═════ SUPPLIED ENTRIES

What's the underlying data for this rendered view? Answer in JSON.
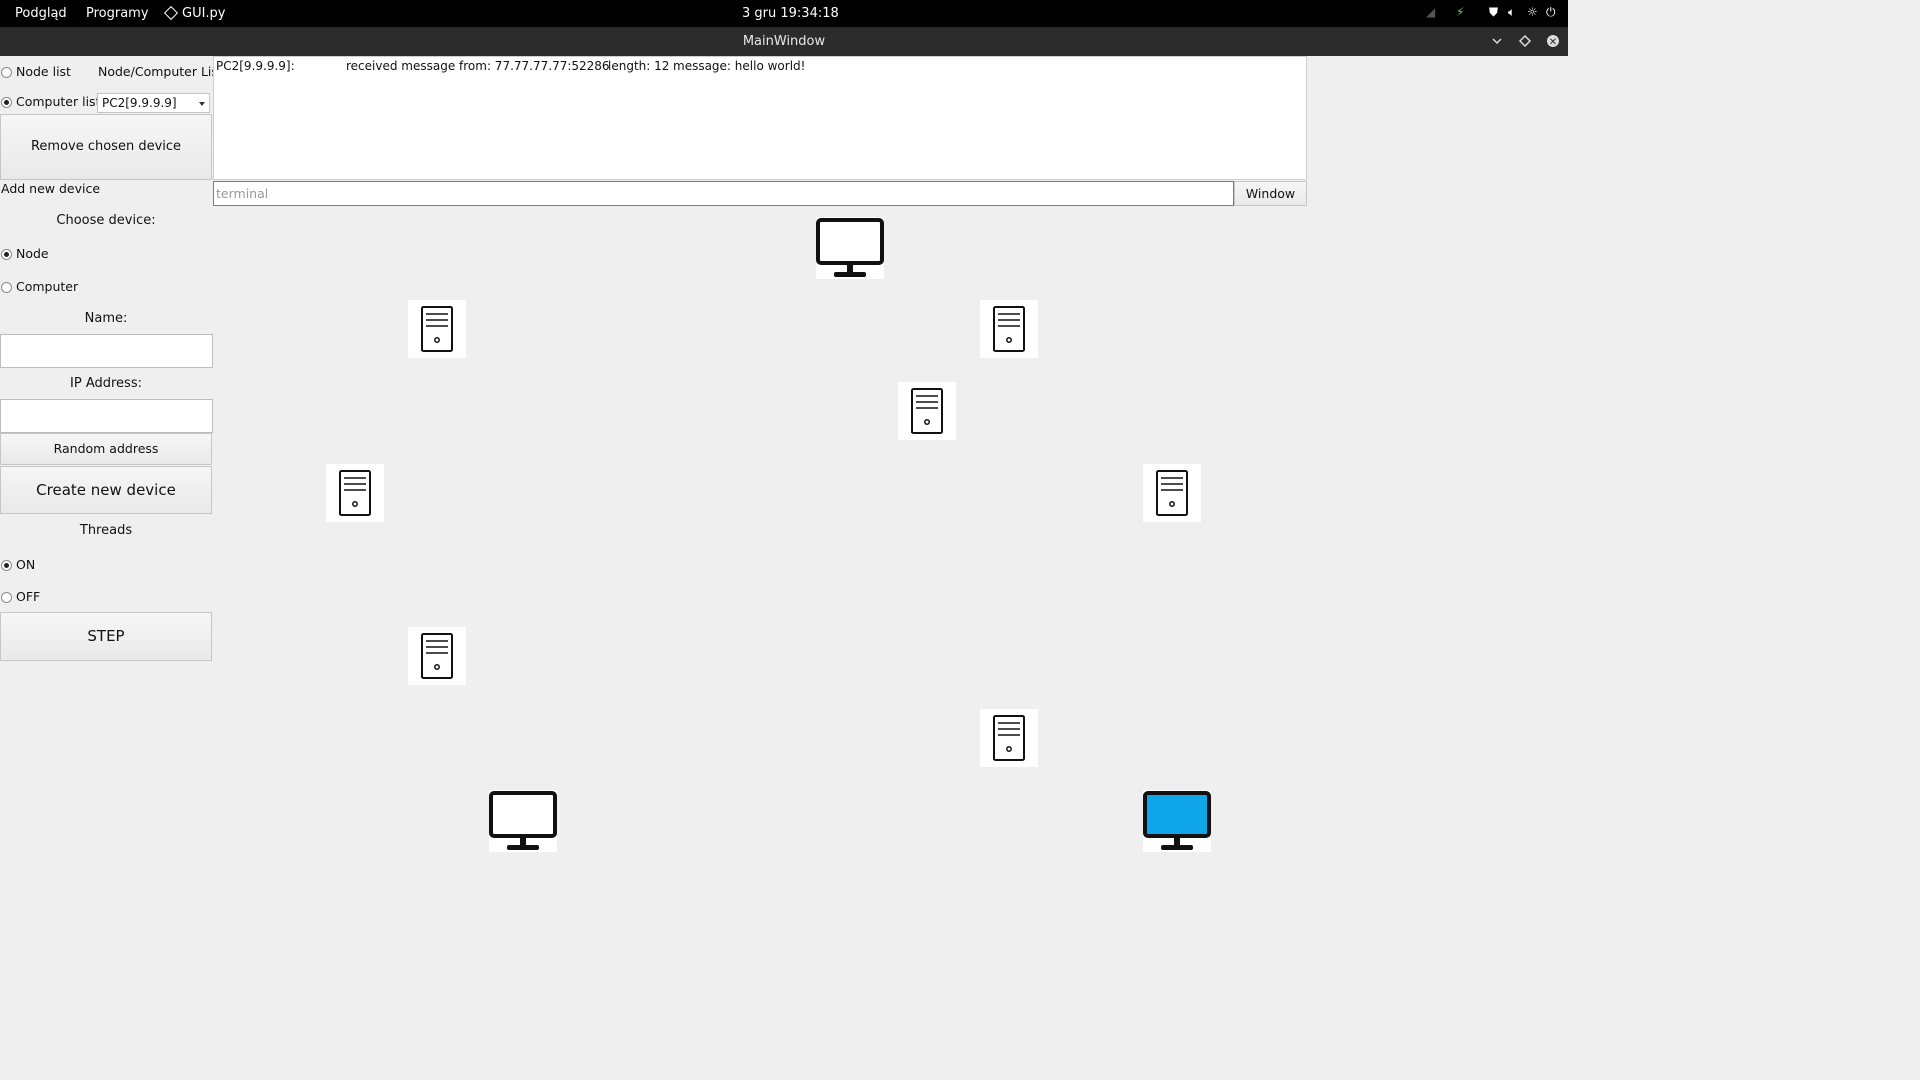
{
  "topbar": {
    "overview": "Podgląd",
    "programs": "Programy",
    "app_name": "GUI.py",
    "clock": "3 gru  19:34:18"
  },
  "window": {
    "title": "MainWindow"
  },
  "sidebar": {
    "node_list_label": "Node list",
    "list_header": "Node/Computer List",
    "computer_list_label": "Computer list",
    "selected_device": "PC2[9.9.9.9]",
    "remove_button": "Remove chosen device",
    "add_new_label": "Add new device",
    "choose_device_label": "Choose device:",
    "node_option": "Node",
    "computer_option": "Computer",
    "name_label": "Name:",
    "name_value": "",
    "ip_label": "IP Address:",
    "ip_value": "",
    "random_address_button": "Random address",
    "create_button": "Create new device",
    "threads_label": "Threads",
    "threads_on": "ON",
    "threads_off": "OFF",
    "step_button": "STEP",
    "selected_list": "computer",
    "selected_device_type": "node",
    "threads_state": "on"
  },
  "log": {
    "rows": [
      {
        "source": "PC2[9.9.9.9]:",
        "event": "received message from: 77.77.77.77:52286",
        "length": "length: 12",
        "message": "message: hello world!"
      }
    ]
  },
  "terminal": {
    "placeholder": "terminal",
    "value": "",
    "window_button": "Window"
  },
  "network": {
    "devices": [
      {
        "type": "computer",
        "icon": "monitor-icon",
        "selected": false
      },
      {
        "type": "node",
        "icon": "server-tower-icon"
      },
      {
        "type": "node",
        "icon": "server-tower-icon"
      },
      {
        "type": "node",
        "icon": "server-tower-icon"
      },
      {
        "type": "node",
        "icon": "server-tower-icon"
      },
      {
        "type": "node",
        "icon": "server-tower-icon"
      },
      {
        "type": "node",
        "icon": "server-tower-icon"
      },
      {
        "type": "node",
        "icon": "server-tower-icon"
      },
      {
        "type": "computer",
        "icon": "monitor-icon",
        "selected": false
      },
      {
        "type": "computer",
        "icon": "monitor-icon",
        "selected": true
      }
    ],
    "colors": {
      "selected_screen": "#0ea5e9",
      "accent": "#3d8ad9"
    }
  }
}
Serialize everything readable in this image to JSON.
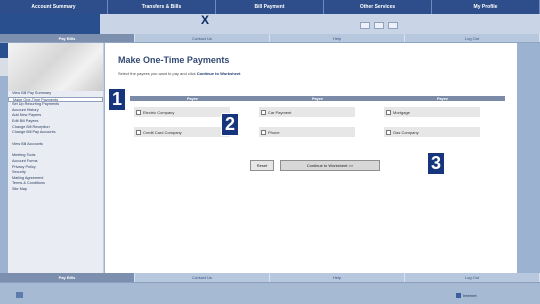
{
  "top_nav": [
    {
      "label": "Account Summary"
    },
    {
      "label": "Transfers & Bills"
    },
    {
      "label": "Bill Payment"
    },
    {
      "label": "Other Services"
    },
    {
      "label": "My Profile"
    }
  ],
  "window": {
    "close_label": "X"
  },
  "tabs": [
    {
      "label": "Pay Bills",
      "active": true
    },
    {
      "label": "Contact Us",
      "active": false
    },
    {
      "label": "Help",
      "active": false
    },
    {
      "label": "Log Out",
      "active": false
    }
  ],
  "sidebar": {
    "items": [
      {
        "label": "View Bill Pay Summary",
        "selected": false
      },
      {
        "label": "Make One-Time Payments",
        "selected": true
      },
      {
        "label": "Set Up Recurring Payments",
        "selected": false
      },
      {
        "label": "Account History",
        "selected": false
      },
      {
        "label": "Add New Payees",
        "selected": false
      },
      {
        "label": "Edit Bill Payees",
        "selected": false
      },
      {
        "label": "Change Bill Reception",
        "selected": false
      },
      {
        "label": "Change Bill Pay Accounts",
        "selected": false
      }
    ],
    "items_b": [
      {
        "label": "View Bill Accounts"
      }
    ],
    "items_c": [
      {
        "label": "Meeting Tools"
      },
      {
        "label": "Account Forms"
      },
      {
        "label": "Privacy Policy"
      },
      {
        "label": "Security"
      },
      {
        "label": "Mailing Agreement"
      },
      {
        "label": "Terms & Conditions"
      },
      {
        "label": "Site Map"
      }
    ]
  },
  "main": {
    "title": "Make One-Time Payments",
    "instruction": "Select the payees you want to pay and click",
    "instruction_link": "Continue to Worksheet"
  },
  "table": {
    "headers": [
      "Payee",
      "Payee",
      "Payee"
    ],
    "options": [
      [
        "Electric Company",
        "Credit Card Company"
      ],
      [
        "Car Payment",
        "Phone"
      ],
      [
        "Mortgage",
        "Gas Company"
      ]
    ]
  },
  "buttons": {
    "reset": "Reset",
    "continue": "Continue to Worksheet >>"
  },
  "callouts": [
    "1",
    "2",
    "3"
  ],
  "bottom_tabs": [
    {
      "label": "Pay Bills",
      "active": true
    },
    {
      "label": "Contact Us",
      "active": false
    },
    {
      "label": "Help",
      "active": false
    },
    {
      "label": "Log Out",
      "active": false
    }
  ],
  "status": {
    "zone": "Internet"
  }
}
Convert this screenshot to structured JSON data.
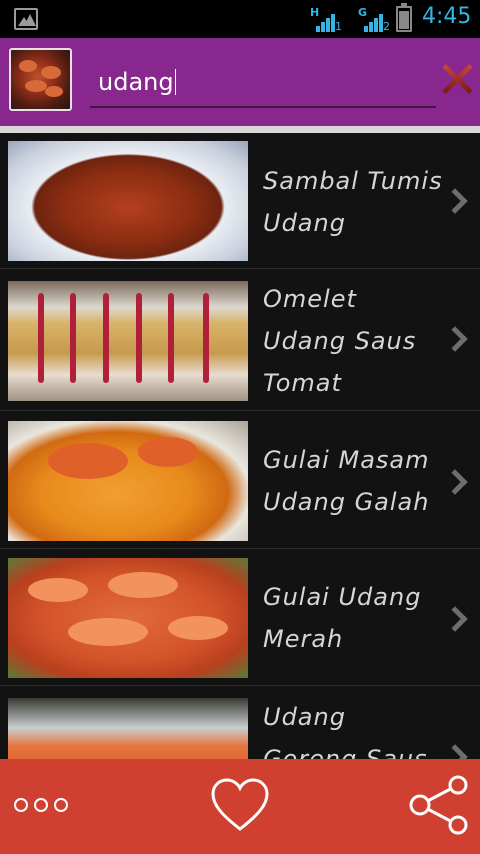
{
  "status_bar": {
    "gallery_icon": "gallery-notification-icon",
    "sim1": {
      "letter": "H",
      "number": "1"
    },
    "sim2": {
      "letter": "G",
      "number": "2"
    },
    "battery_level": 0.8,
    "clock": "4:45",
    "accent_color": "#33b5e5"
  },
  "header": {
    "background_color": "#88288f",
    "search": {
      "value": "udang",
      "placeholder": ""
    },
    "clear_icon": "close-x-icon"
  },
  "recipes": [
    {
      "title": "Sambal Tumis Udang",
      "thumb": "sambal-tumis-udang-photo"
    },
    {
      "title": "Omelet Udang Saus Tomat",
      "thumb": "omelet-udang-photo"
    },
    {
      "title": "Gulai Masam Udang Galah",
      "thumb": "gulai-masam-photo"
    },
    {
      "title": "Gulai Udang Merah",
      "thumb": "gulai-udang-merah-photo"
    },
    {
      "title": "Udang Goreng Saus",
      "thumb": "udang-goreng-photo"
    }
  ],
  "bottom_bar": {
    "background_color": "#d04030",
    "more_icon": "more-dots-icon",
    "favorite_icon": "heart-icon",
    "share_icon": "share-icon"
  }
}
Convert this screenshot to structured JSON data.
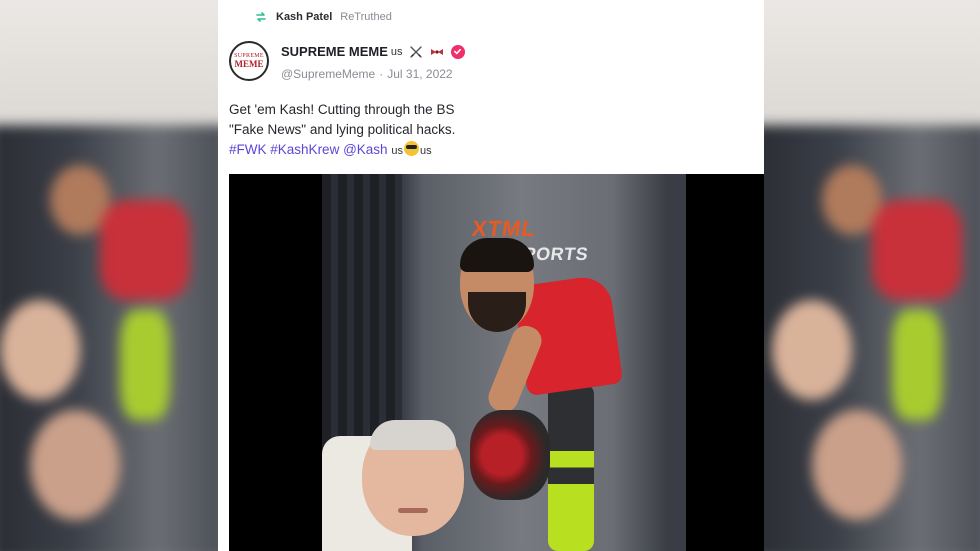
{
  "retruth": {
    "user": "Kash Patel",
    "label": "ReTruthed"
  },
  "post": {
    "avatar_text_top": "SUPREME",
    "avatar_text_bottom": "MEME",
    "display_name": "SUPREME MEME",
    "name_suffix": "us",
    "handle": "@SupremeMeme",
    "separator": "·",
    "date": "Jul 31, 2022",
    "text_line1": "Get 'em Kash! Cutting through the BS",
    "text_line2": "\"Fake News\" and lying political hacks.",
    "hashtag1": "#FWK",
    "hashtag2": "#KashKrew",
    "mention": "@Kash",
    "trail_us1": "us",
    "trail_us2": "us"
  },
  "media": {
    "brand_top": "XTML",
    "brand_bottom": "TORSPORTS"
  },
  "icons": {
    "retruth": "retruth-icon",
    "swords": "crossed-swords-icon",
    "tie": "bowtie-icon",
    "verified": "verified-badge-icon",
    "emoji": "sunglasses-emoji-icon"
  },
  "colors": {
    "hashtag": "#5a47d6",
    "verified": "#f0306a",
    "retruth_icon": "#2bbf8a",
    "brand_orange": "#e85a22"
  }
}
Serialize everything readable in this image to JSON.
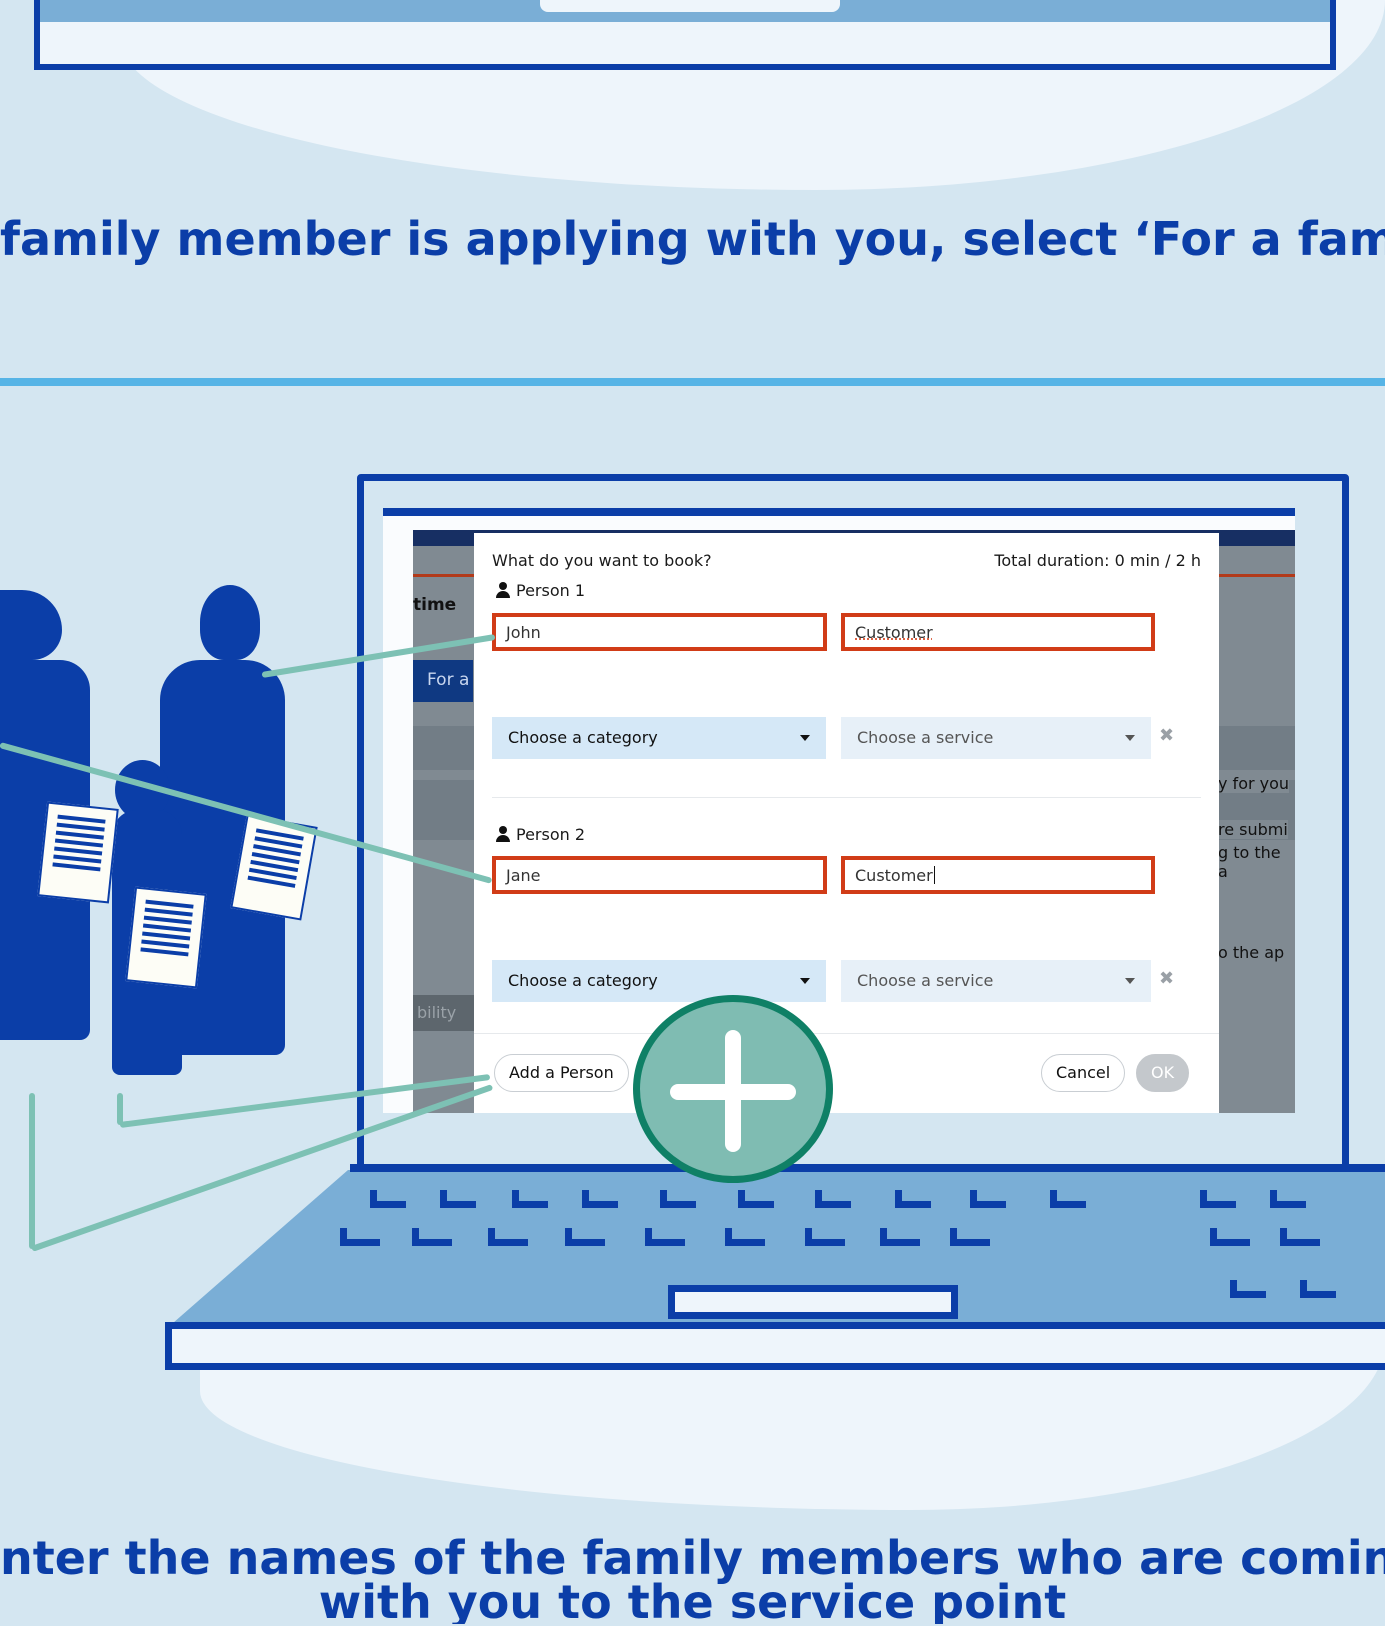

══════════

▶ _REQUEST_: Look through the entries above for the word "Make". Copy every line where it shows up.

▶ _THE COMPLETED TASK_:
        "label": "Make One-Time Payments",
    "title": "Make One-Time Payments",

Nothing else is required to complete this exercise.